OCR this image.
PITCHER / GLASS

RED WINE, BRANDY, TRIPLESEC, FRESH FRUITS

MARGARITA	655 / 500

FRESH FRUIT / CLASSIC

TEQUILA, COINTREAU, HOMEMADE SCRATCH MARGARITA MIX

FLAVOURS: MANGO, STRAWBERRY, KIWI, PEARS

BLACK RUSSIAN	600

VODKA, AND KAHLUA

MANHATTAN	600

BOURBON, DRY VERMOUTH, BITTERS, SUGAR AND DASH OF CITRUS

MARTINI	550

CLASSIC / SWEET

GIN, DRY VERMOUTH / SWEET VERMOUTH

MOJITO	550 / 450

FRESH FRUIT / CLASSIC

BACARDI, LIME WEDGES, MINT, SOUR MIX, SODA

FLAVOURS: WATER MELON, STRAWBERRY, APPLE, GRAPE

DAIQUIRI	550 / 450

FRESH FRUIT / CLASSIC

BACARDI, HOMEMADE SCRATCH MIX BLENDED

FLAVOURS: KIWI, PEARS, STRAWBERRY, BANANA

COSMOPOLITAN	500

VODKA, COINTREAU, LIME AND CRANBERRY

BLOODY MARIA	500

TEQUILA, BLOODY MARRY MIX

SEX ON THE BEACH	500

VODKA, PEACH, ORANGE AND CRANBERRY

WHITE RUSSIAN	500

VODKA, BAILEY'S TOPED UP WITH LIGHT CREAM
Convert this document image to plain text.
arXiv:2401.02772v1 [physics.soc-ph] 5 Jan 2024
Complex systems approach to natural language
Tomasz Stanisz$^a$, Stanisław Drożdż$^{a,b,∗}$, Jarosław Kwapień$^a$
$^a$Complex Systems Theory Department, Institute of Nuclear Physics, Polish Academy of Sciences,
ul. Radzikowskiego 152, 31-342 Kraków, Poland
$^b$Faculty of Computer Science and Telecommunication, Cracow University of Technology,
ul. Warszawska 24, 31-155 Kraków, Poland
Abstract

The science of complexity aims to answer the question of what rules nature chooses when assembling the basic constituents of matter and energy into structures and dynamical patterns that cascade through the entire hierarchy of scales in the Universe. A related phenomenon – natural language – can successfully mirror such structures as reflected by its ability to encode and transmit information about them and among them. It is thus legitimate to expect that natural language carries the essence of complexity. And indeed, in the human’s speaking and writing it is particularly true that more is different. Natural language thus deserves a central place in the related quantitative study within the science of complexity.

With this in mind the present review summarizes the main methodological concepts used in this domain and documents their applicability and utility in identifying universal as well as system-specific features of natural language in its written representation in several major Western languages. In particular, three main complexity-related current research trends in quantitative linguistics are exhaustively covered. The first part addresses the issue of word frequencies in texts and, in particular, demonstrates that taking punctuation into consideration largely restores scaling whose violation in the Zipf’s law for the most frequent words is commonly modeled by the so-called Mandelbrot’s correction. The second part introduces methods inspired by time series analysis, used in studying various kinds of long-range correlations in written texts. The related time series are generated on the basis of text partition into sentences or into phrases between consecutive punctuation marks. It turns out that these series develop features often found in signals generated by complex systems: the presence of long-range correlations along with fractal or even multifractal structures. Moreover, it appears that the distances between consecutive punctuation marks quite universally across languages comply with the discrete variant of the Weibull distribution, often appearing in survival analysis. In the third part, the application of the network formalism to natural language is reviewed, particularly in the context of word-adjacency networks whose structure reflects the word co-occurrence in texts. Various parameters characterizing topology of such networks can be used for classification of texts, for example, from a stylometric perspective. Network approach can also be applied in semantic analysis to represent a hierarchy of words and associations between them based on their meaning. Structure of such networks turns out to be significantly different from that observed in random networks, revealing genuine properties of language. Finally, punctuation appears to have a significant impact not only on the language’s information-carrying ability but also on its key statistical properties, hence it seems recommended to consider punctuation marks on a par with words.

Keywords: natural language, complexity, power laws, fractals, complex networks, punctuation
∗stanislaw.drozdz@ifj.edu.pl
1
....
WHAT YOU SHOULD DO: Find the string "COINTREAU" in the entries above and return each line that holds it.

ANSWER IN FULL:
TEQUILA, COINTREAU, HOMEMADE SCRATCH MARGARITA MIX
VODKA, COINTREAU, LIME AND CRANBERRY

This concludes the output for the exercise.